(Records excerpted from a collection)

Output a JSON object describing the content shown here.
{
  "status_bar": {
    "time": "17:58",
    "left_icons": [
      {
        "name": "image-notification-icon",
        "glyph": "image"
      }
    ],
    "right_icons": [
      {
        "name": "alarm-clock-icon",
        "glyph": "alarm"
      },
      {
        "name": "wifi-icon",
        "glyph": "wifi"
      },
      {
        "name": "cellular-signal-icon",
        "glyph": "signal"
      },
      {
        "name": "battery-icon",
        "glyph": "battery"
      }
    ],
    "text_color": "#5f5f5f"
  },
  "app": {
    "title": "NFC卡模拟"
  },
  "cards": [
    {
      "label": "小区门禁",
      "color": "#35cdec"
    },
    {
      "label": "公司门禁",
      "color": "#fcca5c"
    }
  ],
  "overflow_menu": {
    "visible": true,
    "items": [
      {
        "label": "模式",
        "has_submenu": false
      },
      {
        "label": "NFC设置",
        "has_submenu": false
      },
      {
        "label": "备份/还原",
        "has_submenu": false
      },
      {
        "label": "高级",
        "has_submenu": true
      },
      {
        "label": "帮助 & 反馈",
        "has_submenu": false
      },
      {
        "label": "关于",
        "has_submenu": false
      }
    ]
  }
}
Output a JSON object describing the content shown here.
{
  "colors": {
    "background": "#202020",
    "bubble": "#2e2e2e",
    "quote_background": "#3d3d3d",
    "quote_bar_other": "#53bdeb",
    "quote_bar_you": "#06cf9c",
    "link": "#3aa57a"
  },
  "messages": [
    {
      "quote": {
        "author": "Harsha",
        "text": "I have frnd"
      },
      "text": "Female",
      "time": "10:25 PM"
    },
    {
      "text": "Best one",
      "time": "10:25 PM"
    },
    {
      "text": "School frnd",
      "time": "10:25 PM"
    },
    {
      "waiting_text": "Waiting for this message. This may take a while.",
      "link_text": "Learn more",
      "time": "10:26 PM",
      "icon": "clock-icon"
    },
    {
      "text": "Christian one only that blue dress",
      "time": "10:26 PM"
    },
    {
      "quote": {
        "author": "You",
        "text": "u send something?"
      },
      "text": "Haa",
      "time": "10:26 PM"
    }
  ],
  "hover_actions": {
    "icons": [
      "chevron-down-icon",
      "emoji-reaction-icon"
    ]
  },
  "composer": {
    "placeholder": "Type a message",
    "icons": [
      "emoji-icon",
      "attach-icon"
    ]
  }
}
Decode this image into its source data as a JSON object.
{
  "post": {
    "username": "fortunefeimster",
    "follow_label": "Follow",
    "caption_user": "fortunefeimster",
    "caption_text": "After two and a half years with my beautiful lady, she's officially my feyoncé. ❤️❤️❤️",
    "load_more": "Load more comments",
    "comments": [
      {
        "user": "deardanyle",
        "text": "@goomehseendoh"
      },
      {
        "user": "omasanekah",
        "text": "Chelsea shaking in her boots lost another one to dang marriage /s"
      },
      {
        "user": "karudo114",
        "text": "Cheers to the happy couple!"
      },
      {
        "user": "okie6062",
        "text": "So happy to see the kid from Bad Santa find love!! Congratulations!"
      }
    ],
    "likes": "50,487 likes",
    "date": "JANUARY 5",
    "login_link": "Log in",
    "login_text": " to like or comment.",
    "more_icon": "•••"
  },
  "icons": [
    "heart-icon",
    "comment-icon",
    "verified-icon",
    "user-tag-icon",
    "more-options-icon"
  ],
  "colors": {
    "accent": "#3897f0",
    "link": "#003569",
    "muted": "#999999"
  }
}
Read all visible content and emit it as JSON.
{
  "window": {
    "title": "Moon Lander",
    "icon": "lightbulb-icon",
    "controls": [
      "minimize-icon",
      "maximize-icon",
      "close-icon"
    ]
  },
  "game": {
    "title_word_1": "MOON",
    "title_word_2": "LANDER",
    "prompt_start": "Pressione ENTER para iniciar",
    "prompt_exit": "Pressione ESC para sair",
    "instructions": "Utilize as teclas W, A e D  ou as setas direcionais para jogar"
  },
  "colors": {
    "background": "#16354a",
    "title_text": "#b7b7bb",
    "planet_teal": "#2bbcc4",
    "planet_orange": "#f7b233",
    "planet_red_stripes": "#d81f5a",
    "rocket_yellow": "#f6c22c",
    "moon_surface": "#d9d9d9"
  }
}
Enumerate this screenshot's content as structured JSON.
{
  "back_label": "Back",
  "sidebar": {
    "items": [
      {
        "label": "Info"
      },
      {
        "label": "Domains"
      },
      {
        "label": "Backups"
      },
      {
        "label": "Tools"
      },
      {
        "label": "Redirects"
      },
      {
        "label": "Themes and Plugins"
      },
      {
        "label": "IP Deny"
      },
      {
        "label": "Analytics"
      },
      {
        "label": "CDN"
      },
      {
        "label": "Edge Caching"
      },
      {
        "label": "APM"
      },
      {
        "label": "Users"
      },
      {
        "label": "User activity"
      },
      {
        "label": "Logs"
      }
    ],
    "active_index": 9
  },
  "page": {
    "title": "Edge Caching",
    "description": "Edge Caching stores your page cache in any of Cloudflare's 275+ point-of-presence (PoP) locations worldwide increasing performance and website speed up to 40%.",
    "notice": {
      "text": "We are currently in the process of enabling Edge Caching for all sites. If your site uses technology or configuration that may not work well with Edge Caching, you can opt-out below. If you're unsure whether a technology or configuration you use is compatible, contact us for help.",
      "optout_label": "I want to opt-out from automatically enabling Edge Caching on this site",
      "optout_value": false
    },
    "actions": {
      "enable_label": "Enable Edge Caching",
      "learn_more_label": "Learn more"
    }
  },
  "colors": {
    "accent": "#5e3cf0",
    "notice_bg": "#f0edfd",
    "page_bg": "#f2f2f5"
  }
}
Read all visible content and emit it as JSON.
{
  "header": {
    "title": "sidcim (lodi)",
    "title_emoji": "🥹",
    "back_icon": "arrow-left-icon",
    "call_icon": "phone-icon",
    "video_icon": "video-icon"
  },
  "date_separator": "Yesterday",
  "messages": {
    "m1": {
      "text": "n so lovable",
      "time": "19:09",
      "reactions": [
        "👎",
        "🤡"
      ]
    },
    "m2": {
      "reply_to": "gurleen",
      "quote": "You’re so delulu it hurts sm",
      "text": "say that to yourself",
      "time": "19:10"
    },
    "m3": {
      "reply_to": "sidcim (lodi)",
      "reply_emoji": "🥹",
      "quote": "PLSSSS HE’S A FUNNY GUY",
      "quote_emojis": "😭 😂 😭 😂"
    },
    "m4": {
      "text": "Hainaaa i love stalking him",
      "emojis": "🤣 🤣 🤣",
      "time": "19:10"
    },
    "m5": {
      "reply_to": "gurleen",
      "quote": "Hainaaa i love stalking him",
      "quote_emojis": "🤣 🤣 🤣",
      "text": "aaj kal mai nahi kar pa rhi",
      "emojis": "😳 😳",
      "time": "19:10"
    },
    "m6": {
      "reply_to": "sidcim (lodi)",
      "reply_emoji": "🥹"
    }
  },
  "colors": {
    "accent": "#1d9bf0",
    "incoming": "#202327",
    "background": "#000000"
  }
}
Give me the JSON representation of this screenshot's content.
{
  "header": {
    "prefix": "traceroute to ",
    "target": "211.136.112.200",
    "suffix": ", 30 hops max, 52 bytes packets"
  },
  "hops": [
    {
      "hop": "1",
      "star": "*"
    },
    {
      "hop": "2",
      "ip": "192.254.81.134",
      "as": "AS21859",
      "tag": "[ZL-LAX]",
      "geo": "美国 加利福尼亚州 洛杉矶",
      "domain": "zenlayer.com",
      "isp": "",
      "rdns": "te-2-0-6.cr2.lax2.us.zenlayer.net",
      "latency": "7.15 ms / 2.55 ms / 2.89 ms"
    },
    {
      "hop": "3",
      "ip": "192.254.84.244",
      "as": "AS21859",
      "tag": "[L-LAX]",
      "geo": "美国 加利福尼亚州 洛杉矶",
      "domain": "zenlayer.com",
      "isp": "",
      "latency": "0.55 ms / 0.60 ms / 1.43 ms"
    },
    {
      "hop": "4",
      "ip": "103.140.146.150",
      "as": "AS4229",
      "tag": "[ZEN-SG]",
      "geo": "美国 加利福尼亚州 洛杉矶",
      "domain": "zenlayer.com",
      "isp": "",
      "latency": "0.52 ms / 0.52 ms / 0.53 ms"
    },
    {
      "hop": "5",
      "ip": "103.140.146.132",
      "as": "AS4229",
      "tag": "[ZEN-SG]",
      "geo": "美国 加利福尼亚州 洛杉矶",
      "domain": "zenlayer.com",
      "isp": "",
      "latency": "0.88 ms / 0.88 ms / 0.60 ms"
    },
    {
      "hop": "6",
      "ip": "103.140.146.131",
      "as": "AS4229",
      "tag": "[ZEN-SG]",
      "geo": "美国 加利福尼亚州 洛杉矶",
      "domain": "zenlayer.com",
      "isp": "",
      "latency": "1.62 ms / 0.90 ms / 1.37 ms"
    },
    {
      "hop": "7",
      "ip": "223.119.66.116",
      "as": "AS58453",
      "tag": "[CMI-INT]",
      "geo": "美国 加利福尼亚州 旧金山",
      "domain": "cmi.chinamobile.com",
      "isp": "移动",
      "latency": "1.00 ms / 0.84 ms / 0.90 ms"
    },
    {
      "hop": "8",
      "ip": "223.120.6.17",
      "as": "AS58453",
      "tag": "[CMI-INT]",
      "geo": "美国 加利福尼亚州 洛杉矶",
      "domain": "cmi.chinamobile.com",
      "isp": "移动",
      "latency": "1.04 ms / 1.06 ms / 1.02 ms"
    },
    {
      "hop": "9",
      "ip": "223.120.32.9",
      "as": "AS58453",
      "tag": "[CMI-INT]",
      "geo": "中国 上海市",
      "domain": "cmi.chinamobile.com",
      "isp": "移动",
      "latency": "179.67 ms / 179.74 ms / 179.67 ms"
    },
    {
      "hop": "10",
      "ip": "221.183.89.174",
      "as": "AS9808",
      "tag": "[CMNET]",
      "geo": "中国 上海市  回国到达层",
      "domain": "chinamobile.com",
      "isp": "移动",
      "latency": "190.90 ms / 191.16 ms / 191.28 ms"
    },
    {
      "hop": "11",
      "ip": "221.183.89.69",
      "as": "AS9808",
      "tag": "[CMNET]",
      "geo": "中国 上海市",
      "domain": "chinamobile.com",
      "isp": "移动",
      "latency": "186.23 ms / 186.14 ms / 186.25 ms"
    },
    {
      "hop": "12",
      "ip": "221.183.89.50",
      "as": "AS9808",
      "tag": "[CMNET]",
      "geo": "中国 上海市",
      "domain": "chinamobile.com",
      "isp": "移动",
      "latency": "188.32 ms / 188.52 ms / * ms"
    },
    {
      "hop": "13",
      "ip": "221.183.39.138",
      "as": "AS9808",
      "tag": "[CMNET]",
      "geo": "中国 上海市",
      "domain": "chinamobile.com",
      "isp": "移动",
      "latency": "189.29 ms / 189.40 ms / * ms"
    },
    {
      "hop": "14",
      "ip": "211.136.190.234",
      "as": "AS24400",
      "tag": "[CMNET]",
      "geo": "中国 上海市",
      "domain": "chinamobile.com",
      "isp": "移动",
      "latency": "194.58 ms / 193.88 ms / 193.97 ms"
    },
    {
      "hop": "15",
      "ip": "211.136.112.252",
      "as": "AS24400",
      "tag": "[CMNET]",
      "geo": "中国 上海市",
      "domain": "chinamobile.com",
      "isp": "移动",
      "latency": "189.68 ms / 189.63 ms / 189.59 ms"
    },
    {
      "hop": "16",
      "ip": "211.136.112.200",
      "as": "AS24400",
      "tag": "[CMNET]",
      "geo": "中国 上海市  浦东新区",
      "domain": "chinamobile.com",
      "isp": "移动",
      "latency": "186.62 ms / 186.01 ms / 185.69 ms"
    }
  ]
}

WHAT THE TASK REQUIRES: Report how many lines in the data contain the word "clock", with no words besides the number.

SOLUTION FOR THIS TASK: 2